>> start Extracted information

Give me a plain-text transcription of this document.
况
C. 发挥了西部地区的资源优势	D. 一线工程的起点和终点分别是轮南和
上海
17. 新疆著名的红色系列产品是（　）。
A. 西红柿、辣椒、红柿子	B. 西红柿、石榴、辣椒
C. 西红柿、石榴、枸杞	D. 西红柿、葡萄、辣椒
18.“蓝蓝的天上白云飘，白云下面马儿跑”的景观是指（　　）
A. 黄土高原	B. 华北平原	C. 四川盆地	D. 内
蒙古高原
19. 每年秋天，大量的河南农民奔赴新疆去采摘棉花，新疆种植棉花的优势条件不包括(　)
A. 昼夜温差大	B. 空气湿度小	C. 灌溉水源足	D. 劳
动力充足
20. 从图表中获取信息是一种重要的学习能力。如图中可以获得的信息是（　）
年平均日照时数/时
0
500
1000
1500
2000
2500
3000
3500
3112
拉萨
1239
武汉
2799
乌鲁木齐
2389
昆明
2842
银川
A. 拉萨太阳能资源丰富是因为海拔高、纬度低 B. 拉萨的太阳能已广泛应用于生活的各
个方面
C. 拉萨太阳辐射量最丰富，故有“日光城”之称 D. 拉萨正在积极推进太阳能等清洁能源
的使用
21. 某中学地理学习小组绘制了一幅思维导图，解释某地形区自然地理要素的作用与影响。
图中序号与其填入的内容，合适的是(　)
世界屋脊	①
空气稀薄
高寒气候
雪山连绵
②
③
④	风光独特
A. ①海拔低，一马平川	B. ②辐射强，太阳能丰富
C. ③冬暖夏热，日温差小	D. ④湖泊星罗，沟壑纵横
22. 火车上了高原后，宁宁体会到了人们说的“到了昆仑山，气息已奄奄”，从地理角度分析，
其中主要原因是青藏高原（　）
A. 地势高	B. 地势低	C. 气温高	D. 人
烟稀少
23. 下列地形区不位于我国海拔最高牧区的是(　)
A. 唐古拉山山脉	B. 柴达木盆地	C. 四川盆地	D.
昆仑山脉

>> end Extracted information

What you need to do: Would you reproduce all the entries exactly?

Answer to this task:
Give me a plain-text transcription of this document.
况
C. 发挥了西部地区的资源优势	D. 一线工程的起点和终点分别是轮南和
上海
17. 新疆著名的红色系列产品是（　）。
A. 西红柿、辣椒、红柿子	B. 西红柿、石榴、辣椒
C. 西红柿、石榴、枸杞	D. 西红柿、葡萄、辣椒
18.“蓝蓝的天上白云飘，白云下面马儿跑”的景观是指（　　）
A. 黄土高原	B. 华北平原	C. 四川盆地	D. 内
蒙古高原
19. 每年秋天，大量的河南农民奔赴新疆去采摘棉花，新疆种植棉花的优势条件不包括(　)
A. 昼夜温差大	B. 空气湿度小	C. 灌溉水源足	D. 劳
动力充足
20. 从图表中获取信息是一种重要的学习能力。如图中可以获得的信息是（　）
年平均日照时数/时
0
500
1000
1500
2000
2500
3000
3500
3112
拉萨
1239
武汉
2799
乌鲁木齐
2389
昆明
2842
银川
A. 拉萨太阳能资源丰富是因为海拔高、纬度低 B. 拉萨的太阳能已广泛应用于生活的各
个方面
C. 拉萨太阳辐射量最丰富，故有“日光城”之称 D. 拉萨正在积极推进太阳能等清洁能源
的使用
21. 某中学地理学习小组绘制了一幅思维导图，解释某地形区自然地理要素的作用与影响。
图中序号与其填入的内容，合适的是(　)
世界屋脊	①
空气稀薄
高寒气候
雪山连绵
②
③
④	风光独特
A. ①海拔低，一马平川	B. ②辐射强，太阳能丰富
C. ③冬暖夏热，日温差小	D. ④湖泊星罗，沟壑纵横
22. 火车上了高原后，宁宁体会到了人们说的“到了昆仑山，气息已奄奄”，从地理角度分析，
其中主要原因是青藏高原（　）
A. 地势高	B. 地势低	C. 气温高	D. 人
烟稀少
23. 下列地形区不位于我国海拔最高牧区的是(　)
A. 唐古拉山山脉	B. 柴达木盆地	C. 四川盆地	D.
昆仑山脉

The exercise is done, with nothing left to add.